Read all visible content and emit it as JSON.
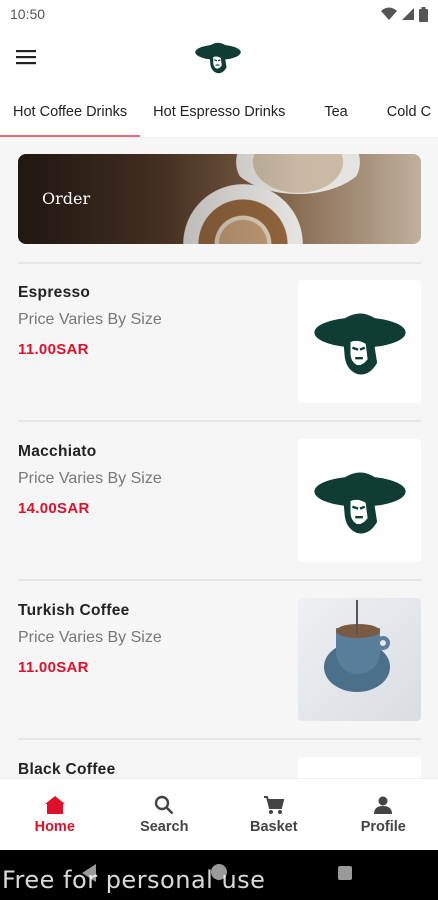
{
  "status_bar": {
    "time": "10:50",
    "icons": [
      "wifi-icon",
      "signal-icon",
      "battery-icon"
    ]
  },
  "app_bar": {
    "menu_icon": "menu-icon",
    "logo_icon": "hat-logo-icon"
  },
  "tabs": [
    {
      "label": "Hot Coffee Drinks",
      "active": true
    },
    {
      "label": "Hot Espresso Drinks",
      "active": false
    },
    {
      "label": "Tea",
      "active": false
    },
    {
      "label": "Cold C",
      "active": false
    }
  ],
  "banner": {
    "label": "Order"
  },
  "items": [
    {
      "name": "Espresso",
      "description": "Price Varies By Size",
      "price": "11.00SAR",
      "image": "hat-logo-icon"
    },
    {
      "name": "Macchiato",
      "description": "Price Varies By Size",
      "price": "14.00SAR",
      "image": "hat-logo-icon"
    },
    {
      "name": "Turkish Coffee",
      "description": "Price Varies By Size",
      "price": "11.00SAR",
      "image": "coffee-cup-photo"
    },
    {
      "name": "Black Coffee",
      "description": "",
      "price": "",
      "image": ""
    }
  ],
  "bottom_nav": [
    {
      "label": "Home",
      "icon": "home-icon",
      "active": true
    },
    {
      "label": "Search",
      "icon": "search-icon",
      "active": false
    },
    {
      "label": "Basket",
      "icon": "cart-icon",
      "active": false
    },
    {
      "label": "Profile",
      "icon": "person-icon",
      "active": false
    }
  ],
  "watermark": "Free for personal use",
  "colors": {
    "accent": "#e0102a",
    "tab_indicator": "#e86a7a",
    "logo": "#0f3d33"
  }
}
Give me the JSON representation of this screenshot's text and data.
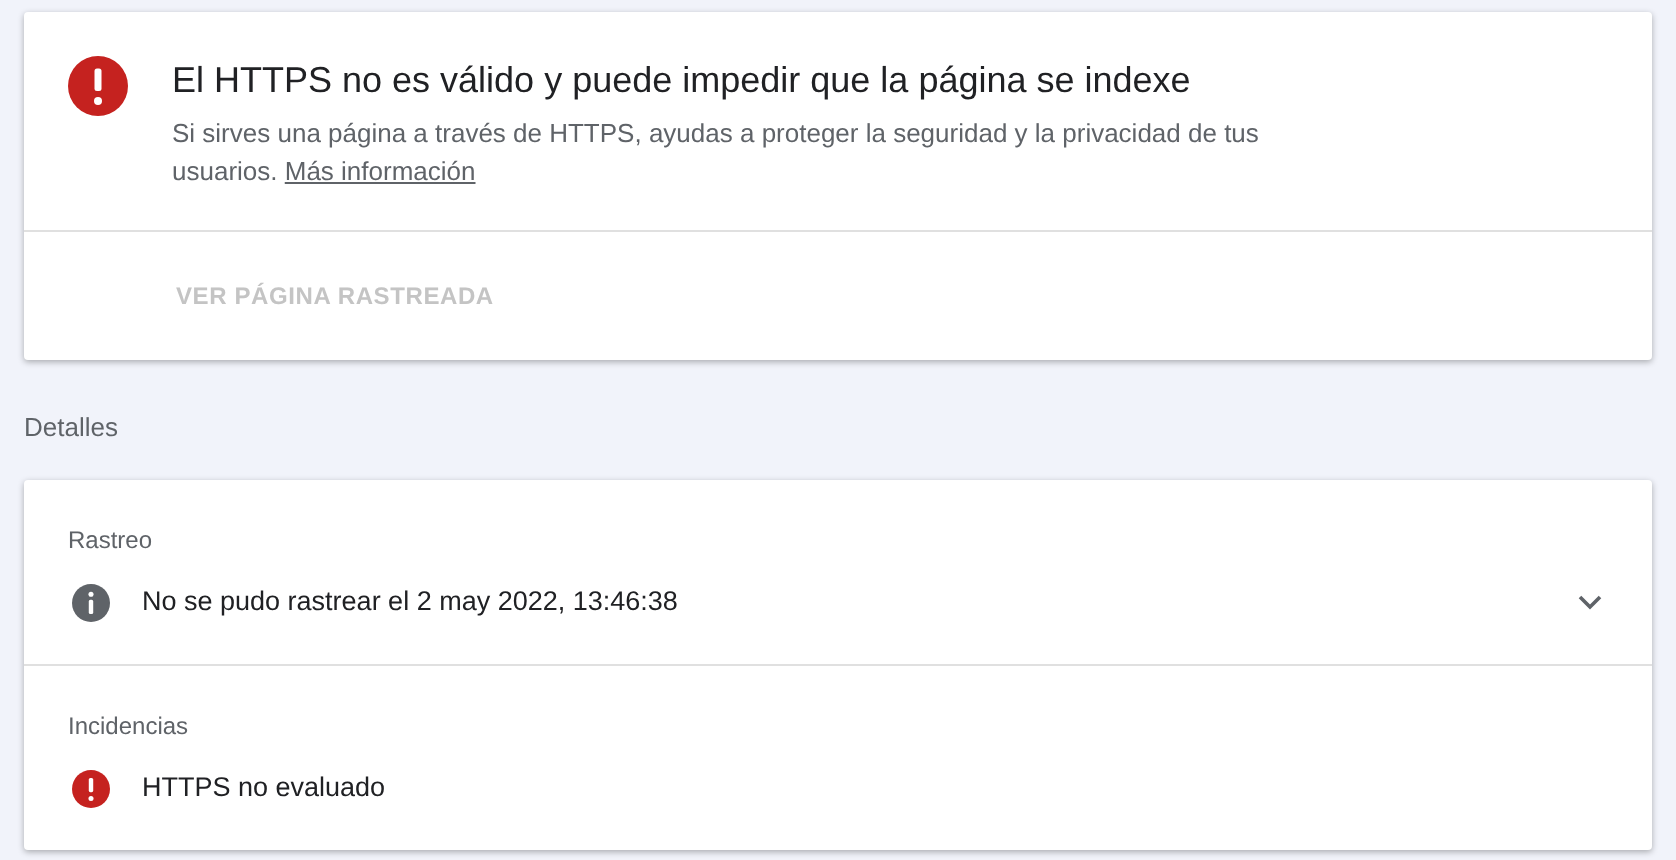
{
  "issue": {
    "kind": "error",
    "title": "El HTTPS no es válido y puede impedir que la página se indexe",
    "description": "Si sirves una página a través de HTTPS, ayudas a proteger la seguridad y la privacidad de tus usuarios.",
    "link": "Más información",
    "action": {
      "label": "VER PÁGINA RASTREADA",
      "disabled": true
    }
  },
  "details_heading": "Detalles",
  "sections": [
    {
      "label": "Rastreo",
      "items": [
        {
          "kind": "info",
          "text": "No se pudo rastrear el 2 may 2022, 13:46:38",
          "expandable": true
        }
      ]
    },
    {
      "label": "Incidencias",
      "items": [
        {
          "kind": "error",
          "text": "HTTPS no evaluado",
          "expandable": false
        }
      ]
    }
  ]
}
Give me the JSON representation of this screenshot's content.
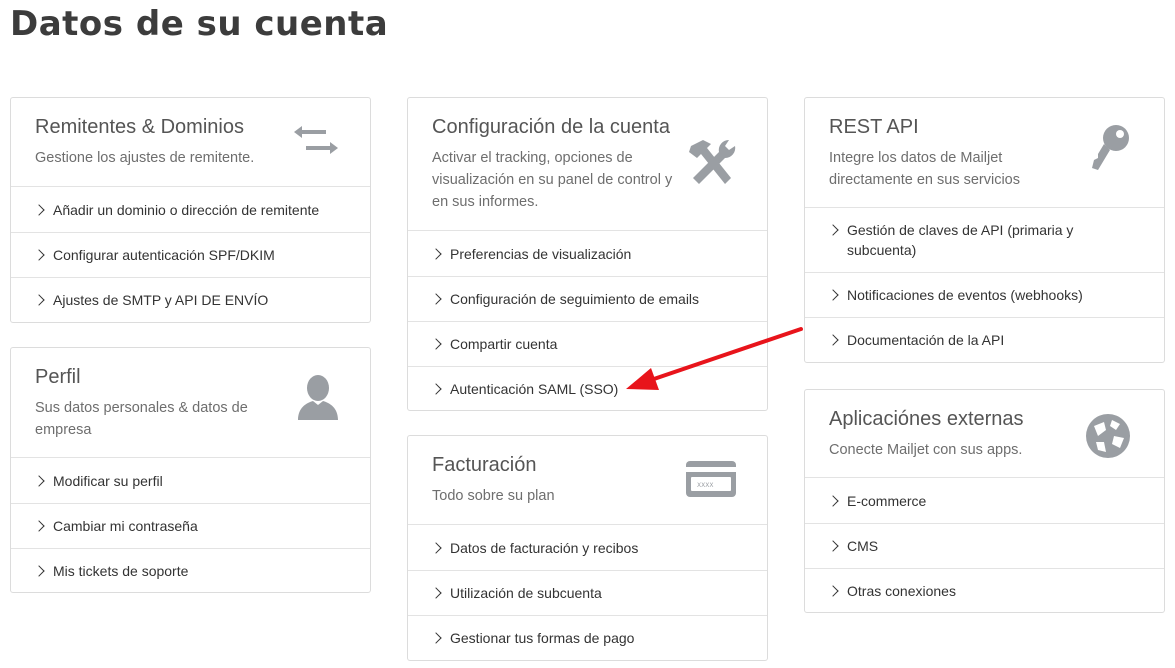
{
  "page": {
    "title": "Datos de su cuenta"
  },
  "colors": {
    "accent_arrow": "#e8141b",
    "icon_gray": "#9a9ea3"
  },
  "cards": {
    "senders": {
      "title": "Remitentes & Dominios",
      "subtitle": "Gestione los ajustes de remitente.",
      "icon": "swap-arrows-icon",
      "links": [
        "Añadir un dominio o dirección de remitente",
        "Configurar autenticación SPF/DKIM",
        "Ajustes de SMTP y API DE ENVÍO"
      ]
    },
    "profile": {
      "title": "Perfil",
      "subtitle": "Sus datos personales & datos de empresa",
      "icon": "user-icon",
      "links": [
        "Modificar su perfil",
        "Cambiar mi contraseña",
        "Mis tickets de soporte"
      ]
    },
    "account": {
      "title": "Configuración de la cuenta",
      "subtitle": "Activar el tracking, opciones de visualización en su panel de control y en sus informes.",
      "icon": "tools-icon",
      "links": [
        "Preferencias de visualización",
        "Configuración de seguimiento de emails",
        "Compartir cuenta",
        "Autenticación SAML (SSO)"
      ]
    },
    "billing": {
      "title": "Facturación",
      "subtitle": "Todo sobre su plan",
      "icon": "credit-card-icon",
      "card_label": "XXXX",
      "links": [
        "Datos de facturación y recibos",
        "Utilización de subcuenta",
        "Gestionar tus formas de pago"
      ]
    },
    "api": {
      "title": "REST API",
      "subtitle": "Integre los datos de Mailjet directamente en sus servicios",
      "icon": "key-icon",
      "links": [
        "Gestión de claves de API (primaria y subcuenta)",
        "Notificaciones de eventos (webhooks)",
        "Documentación de la API"
      ]
    },
    "apps": {
      "title": "Aplicaciónes externas",
      "subtitle": "Conecte Mailjet con sus apps.",
      "icon": "globe-icon",
      "links": [
        "E-commerce",
        "CMS",
        "Otras conexiones"
      ]
    }
  }
}
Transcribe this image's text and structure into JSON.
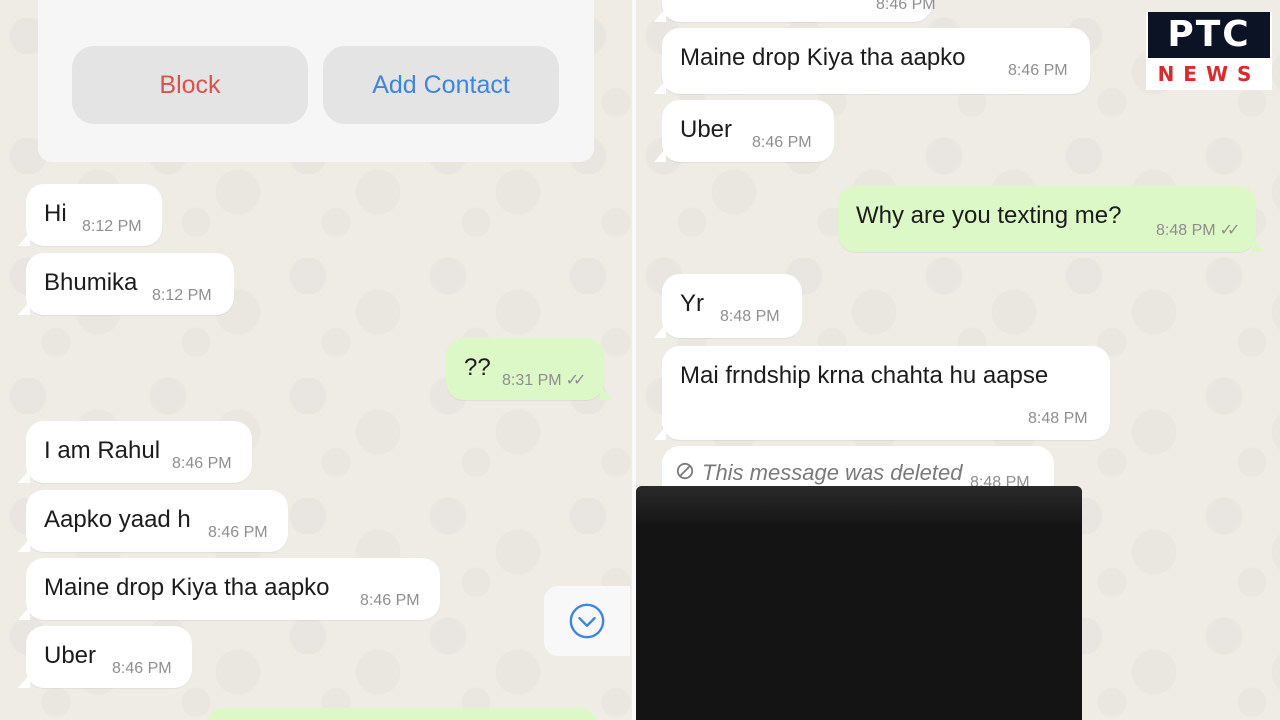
{
  "left": {
    "actions": {
      "block": "Block",
      "add_contact": "Add Contact"
    },
    "messages": [
      {
        "text": "Hi",
        "time": "8:12 PM"
      },
      {
        "text": "Bhumika",
        "time": "8:12 PM"
      },
      {
        "text": "??",
        "time": "8:31 PM"
      },
      {
        "text": "I am Rahul",
        "time": "8:46 PM"
      },
      {
        "text": "Aapko yaad h",
        "time": "8:46 PM"
      },
      {
        "text": "Maine drop Kiya tha aapko",
        "time": "8:46 PM"
      },
      {
        "text": "Uber",
        "time": "8:46 PM"
      }
    ],
    "scroll_icon": "chevron-down-circle-icon"
  },
  "right": {
    "top_partial_time": "8:46 PM",
    "messages": [
      {
        "text": "Maine drop Kiya tha aapko",
        "time": "8:46 PM"
      },
      {
        "text": "Uber",
        "time": "8:46 PM"
      },
      {
        "text": "Why are you texting me?",
        "time": "8:48 PM"
      },
      {
        "text": "Yr",
        "time": "8:48 PM"
      },
      {
        "text": "Mai frndship krna chahta hu aapse",
        "time": "8:48 PM"
      }
    ],
    "deleted": {
      "text": "This message was deleted",
      "time": "8:48 PM"
    }
  },
  "logo": {
    "top": "PTC",
    "bottom": "NEWS"
  },
  "colors": {
    "outgoing": "#dcf8c6",
    "incoming": "#ffffff",
    "block": "#d9534a",
    "add_contact": "#3b86e0",
    "logo_red": "#d92b2b"
  }
}
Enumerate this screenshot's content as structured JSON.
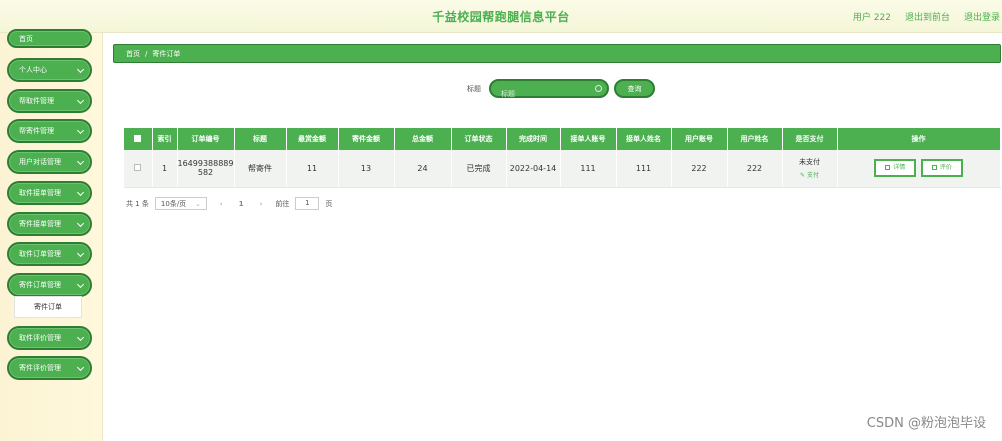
{
  "header": {
    "title": "千益校园帮跑腿信息平台",
    "user": "用户 222",
    "back_front": "退出到前台",
    "logout": "退出登录"
  },
  "sidebar": {
    "items": [
      {
        "label": "首页"
      },
      {
        "label": "个人中心"
      },
      {
        "label": "帮取件管理"
      },
      {
        "label": "帮寄件管理"
      },
      {
        "label": "用户对话管理"
      },
      {
        "label": "取件接单管理"
      },
      {
        "label": "寄件接单管理"
      },
      {
        "label": "取件订单管理"
      },
      {
        "label": "寄件订单管理"
      },
      {
        "label": "取件评价管理"
      },
      {
        "label": "寄件评价管理"
      }
    ],
    "sub_item": "寄件订单"
  },
  "breadcrumb": {
    "home": "首页",
    "sep": "/",
    "current": "寄件订单"
  },
  "search": {
    "label": "标题",
    "placeholder": "标题",
    "button": "查询"
  },
  "table": {
    "headers": [
      "索引",
      "订单编号",
      "标题",
      "悬赏金额",
      "寄件金额",
      "总金额",
      "订单状态",
      "完成时间",
      "接单人账号",
      "接单人姓名",
      "用户账号",
      "用户姓名",
      "是否支付",
      "操作"
    ],
    "rows": [
      {
        "index": "1",
        "order_no_a": "16499388889",
        "order_no_b": "582",
        "title": "帮寄件",
        "reward": "11",
        "send_amount": "13",
        "total": "24",
        "status": "已完成",
        "finish_time": "2022-04-14",
        "taker_account": "111",
        "taker_name": "111",
        "user_account": "222",
        "user_name": "222",
        "paid": "未支付",
        "pay_action": "支付"
      }
    ],
    "ops": {
      "detail": "详情",
      "review": "评价"
    }
  },
  "pagination": {
    "total": "共 1 条",
    "page_size": "10条/页",
    "prev": "‹",
    "current": "1",
    "next": "›",
    "goto_prefix": "前往",
    "goto_value": "1",
    "goto_suffix": "页"
  },
  "watermark": "CSDN @粉泡泡毕设",
  "colors": {
    "accent": "#4caf50",
    "accent_dark": "#2e7d32",
    "sidebar_bg": "#fbf3d3"
  }
}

**Work to complete**
Check each line of the entries for the string "content". Copy the lines that have it.

**Response to the exercise**
Read all visible content and emit it as JSON.
Give me the JSON representation of this screenshot's content.
Enumerate this screenshot's content as structured JSON.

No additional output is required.